◆ WHAT THE TASK ASKS ◆
Pull out all lines from the listing below in which the word "ffffff" appears.

◆ SUPPLIED INFORMATION ◆
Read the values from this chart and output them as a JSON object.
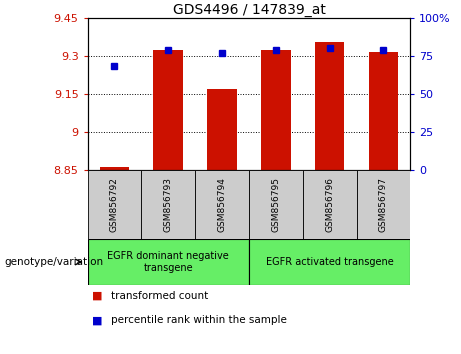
{
  "title": "GDS4496 / 147839_at",
  "samples": [
    "GSM856792",
    "GSM856793",
    "GSM856794",
    "GSM856795",
    "GSM856796",
    "GSM856797"
  ],
  "red_values": [
    8.862,
    9.322,
    9.168,
    9.322,
    9.355,
    9.315
  ],
  "blue_values": [
    68,
    79,
    77,
    79,
    80,
    79
  ],
  "ylim_left": [
    8.85,
    9.45
  ],
  "ylim_right": [
    0,
    100
  ],
  "yticks_left": [
    8.85,
    9.0,
    9.15,
    9.3,
    9.45
  ],
  "ytick_labels_left": [
    "8.85",
    "9",
    "9.15",
    "9.3",
    "9.45"
  ],
  "yticks_right": [
    0,
    25,
    50,
    75,
    100
  ],
  "ytick_labels_right": [
    "0",
    "25",
    "50",
    "75",
    "100%"
  ],
  "bar_color": "#cc1100",
  "dot_color": "#0000cc",
  "bar_bottom": 8.85,
  "group1_label": "EGFR dominant negative\ntransgene",
  "group2_label": "EGFR activated transgene",
  "group_color": "#66ee66",
  "sample_box_color": "#cccccc",
  "xlabel": "genotype/variation",
  "legend_red_label": "transformed count",
  "legend_blue_label": "percentile rank within the sample",
  "background_color": "#ffffff",
  "plot_bg": "#ffffff",
  "grid_color": "#000000",
  "tick_color_left": "#cc1100",
  "tick_color_right": "#0000cc"
}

◆ REPLY TO THE TASK ◆
  "background_color": "#ffffff",
  "plot_bg": "#ffffff",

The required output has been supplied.